> [WHAT THE EXERCISE ASKS] In the entries below, find the lines with the word "规定标准" and copy them.

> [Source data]

--*--

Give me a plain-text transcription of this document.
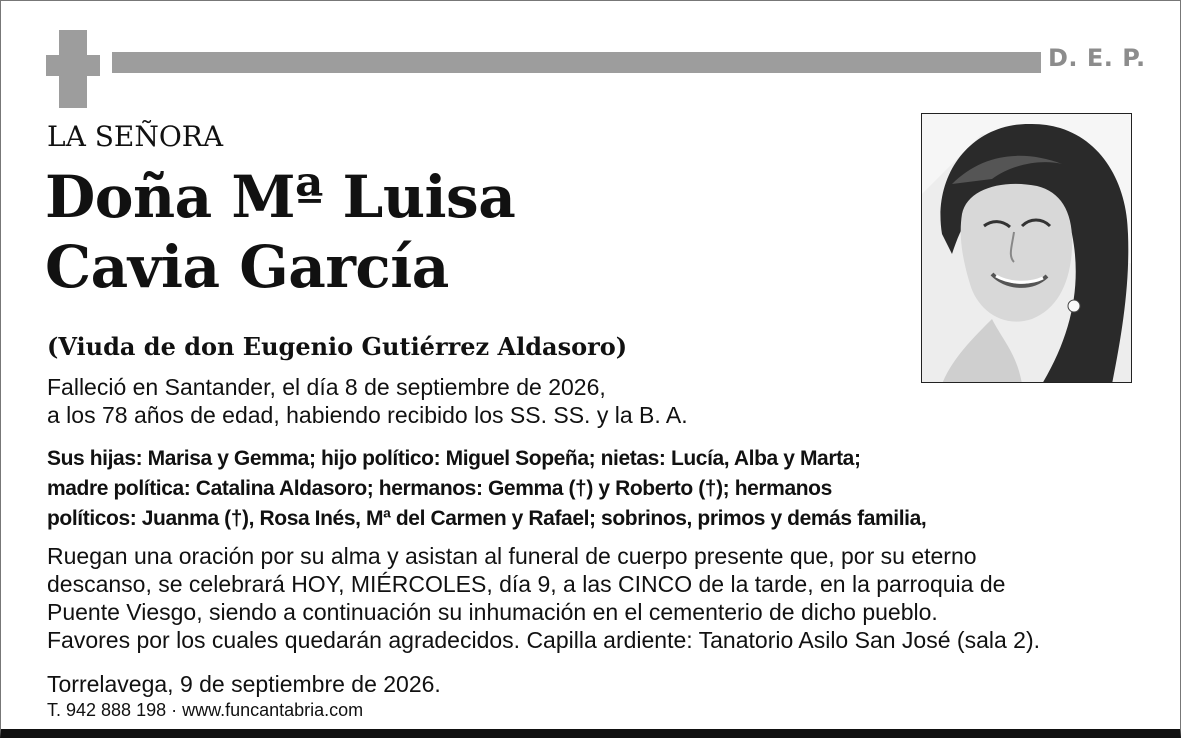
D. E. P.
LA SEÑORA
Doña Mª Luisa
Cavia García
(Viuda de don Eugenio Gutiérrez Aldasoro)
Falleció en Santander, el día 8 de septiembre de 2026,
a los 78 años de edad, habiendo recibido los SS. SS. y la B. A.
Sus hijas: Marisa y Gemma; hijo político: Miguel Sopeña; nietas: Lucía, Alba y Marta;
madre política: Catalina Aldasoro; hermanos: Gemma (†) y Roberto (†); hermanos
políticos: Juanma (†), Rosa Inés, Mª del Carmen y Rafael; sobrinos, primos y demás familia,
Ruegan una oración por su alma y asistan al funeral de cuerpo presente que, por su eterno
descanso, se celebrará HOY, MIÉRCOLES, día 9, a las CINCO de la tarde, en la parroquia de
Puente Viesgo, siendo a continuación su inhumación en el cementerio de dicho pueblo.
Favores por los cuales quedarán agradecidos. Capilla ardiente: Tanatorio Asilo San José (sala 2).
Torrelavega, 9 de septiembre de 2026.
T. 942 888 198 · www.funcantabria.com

--*--

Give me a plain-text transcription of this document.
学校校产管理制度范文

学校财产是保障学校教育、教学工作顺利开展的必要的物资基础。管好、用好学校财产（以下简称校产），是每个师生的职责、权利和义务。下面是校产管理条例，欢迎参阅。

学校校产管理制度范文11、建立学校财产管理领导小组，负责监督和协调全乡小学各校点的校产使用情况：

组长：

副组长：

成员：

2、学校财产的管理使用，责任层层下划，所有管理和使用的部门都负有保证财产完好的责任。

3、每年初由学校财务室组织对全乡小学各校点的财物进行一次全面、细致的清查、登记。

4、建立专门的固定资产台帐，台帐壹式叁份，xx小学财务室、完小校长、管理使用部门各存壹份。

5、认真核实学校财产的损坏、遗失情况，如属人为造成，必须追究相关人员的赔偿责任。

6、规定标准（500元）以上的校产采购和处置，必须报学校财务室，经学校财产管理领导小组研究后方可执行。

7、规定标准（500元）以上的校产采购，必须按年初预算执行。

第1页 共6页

--*--

> [EXPECTED ANSWER]
6、规定标准（500元）以上的校产采购和处置，必须报学校财务室，经学校财产管理领导小组研究后方可执行。
7、规定标准（500元）以上的校产采购，必须按年初预算执行。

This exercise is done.